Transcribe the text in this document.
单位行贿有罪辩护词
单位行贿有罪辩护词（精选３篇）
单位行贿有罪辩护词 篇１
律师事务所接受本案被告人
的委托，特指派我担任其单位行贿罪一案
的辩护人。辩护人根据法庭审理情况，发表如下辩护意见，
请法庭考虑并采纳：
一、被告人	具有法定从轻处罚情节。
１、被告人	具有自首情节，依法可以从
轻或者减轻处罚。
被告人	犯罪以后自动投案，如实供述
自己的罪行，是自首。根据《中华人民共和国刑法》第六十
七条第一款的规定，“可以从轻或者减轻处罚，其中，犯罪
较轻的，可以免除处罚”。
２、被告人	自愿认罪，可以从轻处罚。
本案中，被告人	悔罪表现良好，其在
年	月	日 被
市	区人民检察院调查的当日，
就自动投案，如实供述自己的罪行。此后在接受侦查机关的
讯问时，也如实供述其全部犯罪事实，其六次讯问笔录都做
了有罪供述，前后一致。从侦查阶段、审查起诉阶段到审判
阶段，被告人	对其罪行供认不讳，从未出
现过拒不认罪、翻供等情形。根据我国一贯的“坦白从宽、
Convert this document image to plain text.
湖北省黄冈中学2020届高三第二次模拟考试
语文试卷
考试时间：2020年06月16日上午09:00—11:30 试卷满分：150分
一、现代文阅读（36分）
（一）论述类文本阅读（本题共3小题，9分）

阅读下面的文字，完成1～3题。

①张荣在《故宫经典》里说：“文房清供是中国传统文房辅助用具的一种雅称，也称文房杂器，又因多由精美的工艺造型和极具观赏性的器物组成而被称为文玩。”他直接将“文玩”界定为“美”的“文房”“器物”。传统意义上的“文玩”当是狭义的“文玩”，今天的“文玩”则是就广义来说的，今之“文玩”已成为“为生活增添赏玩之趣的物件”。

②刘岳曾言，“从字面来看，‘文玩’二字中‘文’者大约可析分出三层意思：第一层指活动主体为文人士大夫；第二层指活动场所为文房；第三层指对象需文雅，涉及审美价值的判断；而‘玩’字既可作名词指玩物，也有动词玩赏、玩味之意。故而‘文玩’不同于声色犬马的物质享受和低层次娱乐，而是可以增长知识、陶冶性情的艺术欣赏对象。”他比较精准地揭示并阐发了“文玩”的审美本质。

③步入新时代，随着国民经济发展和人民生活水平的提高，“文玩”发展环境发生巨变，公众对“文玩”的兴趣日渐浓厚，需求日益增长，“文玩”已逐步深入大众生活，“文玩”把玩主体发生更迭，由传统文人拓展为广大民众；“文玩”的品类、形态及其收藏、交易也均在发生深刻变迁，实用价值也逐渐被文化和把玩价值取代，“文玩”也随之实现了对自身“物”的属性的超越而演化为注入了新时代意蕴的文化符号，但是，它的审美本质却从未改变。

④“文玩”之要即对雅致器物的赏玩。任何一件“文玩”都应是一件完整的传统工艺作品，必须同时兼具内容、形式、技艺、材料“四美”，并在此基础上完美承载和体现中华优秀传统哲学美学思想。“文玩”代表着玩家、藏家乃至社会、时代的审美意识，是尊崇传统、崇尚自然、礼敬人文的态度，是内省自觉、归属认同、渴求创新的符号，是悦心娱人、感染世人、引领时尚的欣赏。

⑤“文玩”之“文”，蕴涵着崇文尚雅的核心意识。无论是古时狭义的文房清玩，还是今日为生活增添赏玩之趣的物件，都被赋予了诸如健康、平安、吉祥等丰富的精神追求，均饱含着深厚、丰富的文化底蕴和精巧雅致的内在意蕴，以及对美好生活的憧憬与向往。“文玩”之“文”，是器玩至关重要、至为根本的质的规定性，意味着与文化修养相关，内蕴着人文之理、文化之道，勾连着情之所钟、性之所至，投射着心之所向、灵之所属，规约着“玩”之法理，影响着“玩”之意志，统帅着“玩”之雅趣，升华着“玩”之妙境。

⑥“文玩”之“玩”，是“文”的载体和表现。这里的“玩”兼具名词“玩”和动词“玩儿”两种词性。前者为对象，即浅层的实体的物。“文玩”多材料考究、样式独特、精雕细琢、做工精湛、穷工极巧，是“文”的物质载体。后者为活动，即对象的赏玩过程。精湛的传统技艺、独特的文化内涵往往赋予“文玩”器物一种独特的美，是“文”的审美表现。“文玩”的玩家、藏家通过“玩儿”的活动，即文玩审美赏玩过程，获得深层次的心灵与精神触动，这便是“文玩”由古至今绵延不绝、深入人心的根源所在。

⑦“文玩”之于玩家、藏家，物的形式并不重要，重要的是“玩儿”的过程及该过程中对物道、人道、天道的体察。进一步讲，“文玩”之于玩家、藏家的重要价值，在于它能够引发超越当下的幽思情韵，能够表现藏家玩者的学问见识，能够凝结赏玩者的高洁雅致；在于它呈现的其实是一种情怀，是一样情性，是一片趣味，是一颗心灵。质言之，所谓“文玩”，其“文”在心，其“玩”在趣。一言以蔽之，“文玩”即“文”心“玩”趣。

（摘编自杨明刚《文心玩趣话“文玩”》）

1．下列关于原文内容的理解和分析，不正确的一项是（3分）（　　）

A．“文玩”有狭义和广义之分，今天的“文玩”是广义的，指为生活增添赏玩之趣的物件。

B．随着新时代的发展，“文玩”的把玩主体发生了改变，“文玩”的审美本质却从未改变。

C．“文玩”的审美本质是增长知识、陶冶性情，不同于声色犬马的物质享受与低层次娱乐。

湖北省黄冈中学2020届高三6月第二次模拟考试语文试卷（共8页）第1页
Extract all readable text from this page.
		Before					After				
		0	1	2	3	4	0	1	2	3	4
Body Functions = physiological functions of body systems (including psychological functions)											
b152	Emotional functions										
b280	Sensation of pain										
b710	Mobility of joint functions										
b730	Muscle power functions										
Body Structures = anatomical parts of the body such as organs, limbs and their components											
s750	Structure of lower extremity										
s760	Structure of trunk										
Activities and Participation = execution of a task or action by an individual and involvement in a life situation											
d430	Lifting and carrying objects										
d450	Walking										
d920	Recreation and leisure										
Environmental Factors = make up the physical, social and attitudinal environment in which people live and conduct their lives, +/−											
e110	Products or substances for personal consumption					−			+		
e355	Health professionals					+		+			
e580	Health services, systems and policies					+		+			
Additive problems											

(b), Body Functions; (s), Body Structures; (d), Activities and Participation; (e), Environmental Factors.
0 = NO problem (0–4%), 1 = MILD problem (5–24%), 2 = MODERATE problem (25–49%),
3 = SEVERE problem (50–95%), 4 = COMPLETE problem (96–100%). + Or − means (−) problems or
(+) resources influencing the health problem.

━━━━

EXERCISE BRIEF — Copy every line that contains the string "this".

EXERCISE OUTPUT —
Transcribe the text in this document.
Convert this document image to plain text.
Extract all readable text from this page.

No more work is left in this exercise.